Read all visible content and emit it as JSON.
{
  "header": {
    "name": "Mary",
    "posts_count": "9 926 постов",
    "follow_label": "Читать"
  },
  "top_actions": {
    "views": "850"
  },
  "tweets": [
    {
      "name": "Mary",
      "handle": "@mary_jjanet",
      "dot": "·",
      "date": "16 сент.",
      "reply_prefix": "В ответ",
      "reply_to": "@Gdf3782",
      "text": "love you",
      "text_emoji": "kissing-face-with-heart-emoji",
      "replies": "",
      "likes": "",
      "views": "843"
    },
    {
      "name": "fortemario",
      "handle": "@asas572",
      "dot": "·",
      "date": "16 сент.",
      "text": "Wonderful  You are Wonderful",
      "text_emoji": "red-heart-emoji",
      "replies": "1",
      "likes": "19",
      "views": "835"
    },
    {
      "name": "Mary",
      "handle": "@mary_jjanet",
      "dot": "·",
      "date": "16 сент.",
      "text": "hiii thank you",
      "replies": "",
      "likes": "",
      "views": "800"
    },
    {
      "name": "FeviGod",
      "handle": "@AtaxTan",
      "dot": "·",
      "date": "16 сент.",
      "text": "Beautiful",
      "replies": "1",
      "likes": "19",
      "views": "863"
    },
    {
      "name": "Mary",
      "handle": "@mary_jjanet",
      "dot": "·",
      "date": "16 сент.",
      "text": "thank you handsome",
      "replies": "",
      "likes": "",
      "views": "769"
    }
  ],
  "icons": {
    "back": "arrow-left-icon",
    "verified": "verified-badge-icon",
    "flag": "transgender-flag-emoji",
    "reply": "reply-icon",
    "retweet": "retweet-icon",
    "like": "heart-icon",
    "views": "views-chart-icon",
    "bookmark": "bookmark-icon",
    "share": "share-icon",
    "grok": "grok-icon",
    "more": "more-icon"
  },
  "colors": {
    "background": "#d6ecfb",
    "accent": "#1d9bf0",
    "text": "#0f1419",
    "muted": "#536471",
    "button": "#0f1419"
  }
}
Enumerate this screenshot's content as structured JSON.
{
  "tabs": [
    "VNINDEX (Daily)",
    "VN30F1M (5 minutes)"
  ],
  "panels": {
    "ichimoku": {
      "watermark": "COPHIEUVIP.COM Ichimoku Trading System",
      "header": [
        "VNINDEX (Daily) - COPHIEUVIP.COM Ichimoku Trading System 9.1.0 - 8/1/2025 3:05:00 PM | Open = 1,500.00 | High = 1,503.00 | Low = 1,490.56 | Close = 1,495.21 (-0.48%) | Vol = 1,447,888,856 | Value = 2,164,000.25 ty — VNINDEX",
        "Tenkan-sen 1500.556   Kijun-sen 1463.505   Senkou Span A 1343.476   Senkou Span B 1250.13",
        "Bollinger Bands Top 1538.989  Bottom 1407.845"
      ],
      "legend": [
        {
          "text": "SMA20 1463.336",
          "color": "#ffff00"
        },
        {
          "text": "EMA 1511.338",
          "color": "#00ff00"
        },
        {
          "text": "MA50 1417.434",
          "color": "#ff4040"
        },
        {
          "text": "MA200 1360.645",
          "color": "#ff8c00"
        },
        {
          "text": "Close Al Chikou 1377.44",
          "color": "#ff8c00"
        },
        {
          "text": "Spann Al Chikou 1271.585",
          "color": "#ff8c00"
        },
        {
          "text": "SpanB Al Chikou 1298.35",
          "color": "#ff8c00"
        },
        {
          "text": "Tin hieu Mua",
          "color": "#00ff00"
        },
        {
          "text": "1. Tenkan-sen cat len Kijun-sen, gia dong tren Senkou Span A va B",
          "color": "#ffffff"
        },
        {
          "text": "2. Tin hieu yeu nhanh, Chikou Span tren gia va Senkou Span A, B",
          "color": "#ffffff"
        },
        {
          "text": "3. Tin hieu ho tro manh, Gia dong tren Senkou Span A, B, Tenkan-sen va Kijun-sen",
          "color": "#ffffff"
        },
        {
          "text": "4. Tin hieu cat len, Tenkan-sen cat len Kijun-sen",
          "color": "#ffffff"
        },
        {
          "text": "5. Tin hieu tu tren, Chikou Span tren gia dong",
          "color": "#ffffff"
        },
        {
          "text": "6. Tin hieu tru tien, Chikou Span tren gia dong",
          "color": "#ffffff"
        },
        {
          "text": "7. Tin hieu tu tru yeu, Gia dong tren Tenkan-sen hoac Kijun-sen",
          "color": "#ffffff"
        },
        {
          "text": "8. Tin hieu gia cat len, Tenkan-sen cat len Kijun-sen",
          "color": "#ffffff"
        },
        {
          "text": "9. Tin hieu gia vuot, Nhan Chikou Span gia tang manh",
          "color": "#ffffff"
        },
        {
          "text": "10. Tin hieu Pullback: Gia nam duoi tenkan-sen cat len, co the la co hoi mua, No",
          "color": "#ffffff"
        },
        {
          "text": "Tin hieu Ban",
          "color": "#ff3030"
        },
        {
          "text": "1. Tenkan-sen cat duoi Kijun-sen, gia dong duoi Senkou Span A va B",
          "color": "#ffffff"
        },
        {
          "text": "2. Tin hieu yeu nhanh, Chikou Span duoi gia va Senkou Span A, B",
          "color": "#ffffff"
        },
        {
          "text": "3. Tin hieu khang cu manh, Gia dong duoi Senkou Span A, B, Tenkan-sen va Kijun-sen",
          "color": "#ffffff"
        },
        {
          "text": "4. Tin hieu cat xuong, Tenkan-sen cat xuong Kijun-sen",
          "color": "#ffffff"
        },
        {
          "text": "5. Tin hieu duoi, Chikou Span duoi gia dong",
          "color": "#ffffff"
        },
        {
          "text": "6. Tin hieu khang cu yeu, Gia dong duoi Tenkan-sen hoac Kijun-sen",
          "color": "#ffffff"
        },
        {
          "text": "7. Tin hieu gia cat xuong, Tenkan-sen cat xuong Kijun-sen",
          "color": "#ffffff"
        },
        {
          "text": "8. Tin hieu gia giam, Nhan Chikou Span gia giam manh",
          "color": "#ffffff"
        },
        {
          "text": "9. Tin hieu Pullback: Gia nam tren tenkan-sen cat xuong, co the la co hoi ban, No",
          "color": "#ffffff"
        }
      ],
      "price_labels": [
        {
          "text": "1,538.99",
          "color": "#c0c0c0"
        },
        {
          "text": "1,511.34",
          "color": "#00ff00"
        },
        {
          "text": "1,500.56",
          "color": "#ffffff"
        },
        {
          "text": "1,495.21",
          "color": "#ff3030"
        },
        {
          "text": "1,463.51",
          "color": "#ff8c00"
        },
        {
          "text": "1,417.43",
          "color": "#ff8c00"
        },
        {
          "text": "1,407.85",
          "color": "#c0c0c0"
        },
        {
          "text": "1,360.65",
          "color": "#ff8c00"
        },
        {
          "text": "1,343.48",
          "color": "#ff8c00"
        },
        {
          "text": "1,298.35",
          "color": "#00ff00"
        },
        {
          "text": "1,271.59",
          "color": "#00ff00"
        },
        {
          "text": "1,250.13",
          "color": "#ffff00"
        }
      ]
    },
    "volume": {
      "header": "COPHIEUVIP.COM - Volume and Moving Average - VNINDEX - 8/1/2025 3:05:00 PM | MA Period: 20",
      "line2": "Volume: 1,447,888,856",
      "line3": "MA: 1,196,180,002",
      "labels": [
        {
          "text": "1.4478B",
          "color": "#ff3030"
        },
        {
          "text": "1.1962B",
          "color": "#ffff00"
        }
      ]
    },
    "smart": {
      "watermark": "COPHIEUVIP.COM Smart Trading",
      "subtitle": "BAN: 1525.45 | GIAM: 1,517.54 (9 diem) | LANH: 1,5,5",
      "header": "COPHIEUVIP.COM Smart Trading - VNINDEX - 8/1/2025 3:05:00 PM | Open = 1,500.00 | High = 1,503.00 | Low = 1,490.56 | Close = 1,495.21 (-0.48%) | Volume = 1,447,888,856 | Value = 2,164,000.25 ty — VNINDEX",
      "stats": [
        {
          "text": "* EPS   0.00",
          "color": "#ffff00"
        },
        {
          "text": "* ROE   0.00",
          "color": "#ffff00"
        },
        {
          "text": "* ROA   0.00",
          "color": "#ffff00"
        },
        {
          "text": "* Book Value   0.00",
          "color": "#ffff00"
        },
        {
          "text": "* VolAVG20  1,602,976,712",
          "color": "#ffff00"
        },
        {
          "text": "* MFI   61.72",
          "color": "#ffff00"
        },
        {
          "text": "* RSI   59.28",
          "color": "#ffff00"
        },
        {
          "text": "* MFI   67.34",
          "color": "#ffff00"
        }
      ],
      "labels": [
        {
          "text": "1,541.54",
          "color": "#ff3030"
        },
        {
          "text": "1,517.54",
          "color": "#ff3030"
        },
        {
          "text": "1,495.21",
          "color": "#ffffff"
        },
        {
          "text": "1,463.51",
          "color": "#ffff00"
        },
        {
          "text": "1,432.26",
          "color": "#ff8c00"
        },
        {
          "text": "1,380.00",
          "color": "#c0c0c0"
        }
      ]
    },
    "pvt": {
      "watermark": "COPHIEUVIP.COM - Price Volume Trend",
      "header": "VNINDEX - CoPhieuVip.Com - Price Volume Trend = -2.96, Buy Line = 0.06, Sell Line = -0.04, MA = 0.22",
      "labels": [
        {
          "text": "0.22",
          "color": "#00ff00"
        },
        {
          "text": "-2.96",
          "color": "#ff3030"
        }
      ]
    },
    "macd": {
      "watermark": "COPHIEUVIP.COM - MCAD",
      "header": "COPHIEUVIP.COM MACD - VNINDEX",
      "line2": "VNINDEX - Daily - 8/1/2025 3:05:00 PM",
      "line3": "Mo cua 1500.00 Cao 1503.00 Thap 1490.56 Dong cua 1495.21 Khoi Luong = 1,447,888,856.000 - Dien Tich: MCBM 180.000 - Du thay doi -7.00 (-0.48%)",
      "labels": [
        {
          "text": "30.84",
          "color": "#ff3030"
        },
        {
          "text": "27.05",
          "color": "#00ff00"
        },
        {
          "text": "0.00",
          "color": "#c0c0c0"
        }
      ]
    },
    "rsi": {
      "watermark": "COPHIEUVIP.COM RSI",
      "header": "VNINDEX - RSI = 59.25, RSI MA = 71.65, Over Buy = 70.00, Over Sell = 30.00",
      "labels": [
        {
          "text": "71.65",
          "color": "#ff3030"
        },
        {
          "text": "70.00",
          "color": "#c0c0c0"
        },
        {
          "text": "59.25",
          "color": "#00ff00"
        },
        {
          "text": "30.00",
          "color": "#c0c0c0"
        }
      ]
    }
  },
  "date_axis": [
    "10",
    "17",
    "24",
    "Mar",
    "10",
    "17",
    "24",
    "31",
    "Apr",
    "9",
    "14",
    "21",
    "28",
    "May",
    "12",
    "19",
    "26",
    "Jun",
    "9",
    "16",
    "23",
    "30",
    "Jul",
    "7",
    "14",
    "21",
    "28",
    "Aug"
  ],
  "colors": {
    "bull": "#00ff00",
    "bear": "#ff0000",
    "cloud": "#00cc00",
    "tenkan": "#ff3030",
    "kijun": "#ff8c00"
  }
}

---*---

SET TASK: Identify lines with the string "heart". Copy each one.

THE REPLY:
      "text_emoji": "kissing-face-with-heart-emoji",
      "text_emoji": "red-heart-emoji",
    "like": "heart-icon",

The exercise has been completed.